Data extracted from a collection:

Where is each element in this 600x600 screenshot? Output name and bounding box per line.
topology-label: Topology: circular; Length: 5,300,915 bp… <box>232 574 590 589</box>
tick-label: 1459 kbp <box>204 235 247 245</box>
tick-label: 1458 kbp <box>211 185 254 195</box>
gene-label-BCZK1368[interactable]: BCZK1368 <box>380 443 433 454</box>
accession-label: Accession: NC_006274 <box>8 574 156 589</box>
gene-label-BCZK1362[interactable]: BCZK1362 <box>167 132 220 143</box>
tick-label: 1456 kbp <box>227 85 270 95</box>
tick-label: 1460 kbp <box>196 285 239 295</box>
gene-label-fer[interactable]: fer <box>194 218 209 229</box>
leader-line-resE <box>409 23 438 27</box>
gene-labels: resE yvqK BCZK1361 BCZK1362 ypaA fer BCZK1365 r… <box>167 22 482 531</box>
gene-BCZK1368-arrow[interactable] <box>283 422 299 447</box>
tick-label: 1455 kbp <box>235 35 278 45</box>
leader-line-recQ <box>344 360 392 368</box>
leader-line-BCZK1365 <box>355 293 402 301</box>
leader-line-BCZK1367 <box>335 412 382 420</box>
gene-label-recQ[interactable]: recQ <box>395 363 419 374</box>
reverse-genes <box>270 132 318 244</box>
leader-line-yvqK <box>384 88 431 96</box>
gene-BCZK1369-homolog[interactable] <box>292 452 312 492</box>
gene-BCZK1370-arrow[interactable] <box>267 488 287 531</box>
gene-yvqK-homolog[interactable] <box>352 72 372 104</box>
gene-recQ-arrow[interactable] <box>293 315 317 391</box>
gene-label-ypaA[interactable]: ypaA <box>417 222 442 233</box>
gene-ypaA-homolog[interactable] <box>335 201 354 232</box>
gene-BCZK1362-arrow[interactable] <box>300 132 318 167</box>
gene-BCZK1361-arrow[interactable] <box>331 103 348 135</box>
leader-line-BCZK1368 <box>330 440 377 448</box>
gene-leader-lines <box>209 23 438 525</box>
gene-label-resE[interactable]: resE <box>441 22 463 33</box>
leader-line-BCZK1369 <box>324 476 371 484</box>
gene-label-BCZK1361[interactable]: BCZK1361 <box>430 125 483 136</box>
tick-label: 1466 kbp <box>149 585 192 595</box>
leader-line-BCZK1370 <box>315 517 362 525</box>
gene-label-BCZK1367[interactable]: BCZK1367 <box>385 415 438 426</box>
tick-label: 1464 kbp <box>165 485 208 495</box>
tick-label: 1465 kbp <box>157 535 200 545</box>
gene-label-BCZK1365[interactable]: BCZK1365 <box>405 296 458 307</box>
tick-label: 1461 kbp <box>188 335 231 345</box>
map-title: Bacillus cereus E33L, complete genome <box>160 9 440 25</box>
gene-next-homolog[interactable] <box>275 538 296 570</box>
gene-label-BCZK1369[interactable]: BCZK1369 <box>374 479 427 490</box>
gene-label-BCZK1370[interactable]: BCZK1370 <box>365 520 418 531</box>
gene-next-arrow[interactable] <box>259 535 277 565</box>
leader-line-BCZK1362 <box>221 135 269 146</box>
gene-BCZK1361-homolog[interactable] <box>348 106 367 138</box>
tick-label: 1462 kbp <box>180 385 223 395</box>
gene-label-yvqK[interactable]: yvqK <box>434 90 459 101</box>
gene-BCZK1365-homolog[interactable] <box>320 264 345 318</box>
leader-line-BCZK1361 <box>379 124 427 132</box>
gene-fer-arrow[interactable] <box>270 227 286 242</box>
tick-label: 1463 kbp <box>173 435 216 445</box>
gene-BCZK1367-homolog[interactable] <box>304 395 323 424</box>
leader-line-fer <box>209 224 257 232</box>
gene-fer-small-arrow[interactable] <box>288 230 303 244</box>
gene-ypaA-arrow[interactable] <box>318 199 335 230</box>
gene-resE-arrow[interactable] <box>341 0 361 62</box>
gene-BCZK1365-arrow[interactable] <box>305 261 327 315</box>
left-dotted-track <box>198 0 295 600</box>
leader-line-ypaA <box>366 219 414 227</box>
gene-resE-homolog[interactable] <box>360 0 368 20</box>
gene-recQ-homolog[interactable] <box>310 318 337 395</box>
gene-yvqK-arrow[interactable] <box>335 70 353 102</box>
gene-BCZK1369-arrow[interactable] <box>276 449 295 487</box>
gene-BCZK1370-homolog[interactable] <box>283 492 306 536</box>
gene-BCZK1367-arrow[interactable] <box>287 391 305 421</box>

- [TASK BRIEF]
Repeat, word for word, all of the data shown above.

- [COMPLETED TASK]
Where is each element in this 600x600 screenshot? Output name and bounding box per line.
topology-label: Topology: circular; Length: 5,300,915 bp… <box>232 574 590 589</box>
tick-label: 1459 kbp <box>204 235 247 245</box>
tick-label: 1458 kbp <box>211 185 254 195</box>
gene-label-BCZK1368[interactable]: BCZK1368 <box>380 443 433 454</box>
accession-label: Accession: NC_006274 <box>8 574 156 589</box>
gene-label-BCZK1362[interactable]: BCZK1362 <box>167 132 220 143</box>
tick-label: 1456 kbp <box>227 85 270 95</box>
tick-label: 1460 kbp <box>196 285 239 295</box>
gene-label-fer[interactable]: fer <box>194 218 209 229</box>
leader-line-resE <box>409 23 438 27</box>
gene-labels: resE yvqK BCZK1361 BCZK1362 ypaA fer BCZK1365 r… <box>167 22 482 531</box>
gene-BCZK1368-arrow[interactable] <box>283 422 299 447</box>
tick-label: 1455 kbp <box>235 35 278 45</box>
leader-line-recQ <box>344 360 392 368</box>
leader-line-BCZK1365 <box>355 293 402 301</box>
leader-line-BCZK1367 <box>335 412 382 420</box>
gene-label-recQ[interactable]: recQ <box>395 363 419 374</box>
reverse-genes <box>270 132 318 244</box>
leader-line-yvqK <box>384 88 431 96</box>
gene-BCZK1369-homolog[interactable] <box>292 452 312 492</box>
gene-BCZK1370-arrow[interactable] <box>267 488 287 531</box>
gene-yvqK-homolog[interactable] <box>352 72 372 104</box>
gene-recQ-arrow[interactable] <box>293 315 317 391</box>
gene-label-ypaA[interactable]: ypaA <box>417 222 442 233</box>
gene-ypaA-homolog[interactable] <box>335 201 354 232</box>
gene-BCZK1362-arrow[interactable] <box>300 132 318 167</box>
gene-BCZK1361-arrow[interactable] <box>331 103 348 135</box>
leader-line-BCZK1368 <box>330 440 377 448</box>
gene-leader-lines <box>209 23 438 525</box>
gene-label-resE[interactable]: resE <box>441 22 463 33</box>
leader-line-BCZK1369 <box>324 476 371 484</box>
gene-label-BCZK1361[interactable]: BCZK1361 <box>430 125 483 136</box>
tick-label: 1466 kbp <box>149 585 192 595</box>
leader-line-BCZK1370 <box>315 517 362 525</box>
gene-label-BCZK1367[interactable]: BCZK1367 <box>385 415 438 426</box>
tick-label: 1464 kbp <box>165 485 208 495</box>
tick-label: 1465 kbp <box>157 535 200 545</box>
gene-label-BCZK1365[interactable]: BCZK1365 <box>405 296 458 307</box>
tick-label: 1461 kbp <box>188 335 231 345</box>
map-title: Bacillus cereus E33L, complete genome <box>160 9 440 25</box>
gene-next-homolog[interactable] <box>275 538 296 570</box>
gene-label-BCZK1369[interactable]: BCZK1369 <box>374 479 427 490</box>
gene-label-BCZK1370[interactable]: BCZK1370 <box>365 520 418 531</box>
gene-next-arrow[interactable] <box>259 535 277 565</box>
leader-line-BCZK1362 <box>221 135 269 146</box>
gene-BCZK1361-homolog[interactable] <box>348 106 367 138</box>
tick-label: 1462 kbp <box>180 385 223 395</box>
gene-label-yvqK[interactable]: yvqK <box>434 90 459 101</box>
gene-BCZK1365-homolog[interactable] <box>320 264 345 318</box>
leader-line-BCZK1361 <box>379 124 427 132</box>
gene-fer-arrow[interactable] <box>270 227 286 242</box>
tick-label: 1463 kbp <box>173 435 216 445</box>
gene-BCZK1367-homolog[interactable] <box>304 395 323 424</box>
leader-line-fer <box>209 224 257 232</box>
gene-fer-small-arrow[interactable] <box>288 230 303 244</box>
gene-ypaA-arrow[interactable] <box>318 199 335 230</box>
gene-resE-arrow[interactable] <box>341 0 361 62</box>
gene-BCZK1365-arrow[interactable] <box>305 261 327 315</box>
left-dotted-track <box>198 0 295 600</box>
leader-line-ypaA <box>366 219 414 227</box>
gene-resE-homolog[interactable] <box>360 0 368 20</box>
gene-recQ-homolog[interactable] <box>310 318 337 395</box>
gene-yvqK-arrow[interactable] <box>335 70 353 102</box>
gene-BCZK1369-arrow[interactable] <box>276 449 295 487</box>
gene-BCZK1370-homolog[interactable] <box>283 492 306 536</box>
gene-BCZK1367-arrow[interactable] <box>287 391 305 421</box>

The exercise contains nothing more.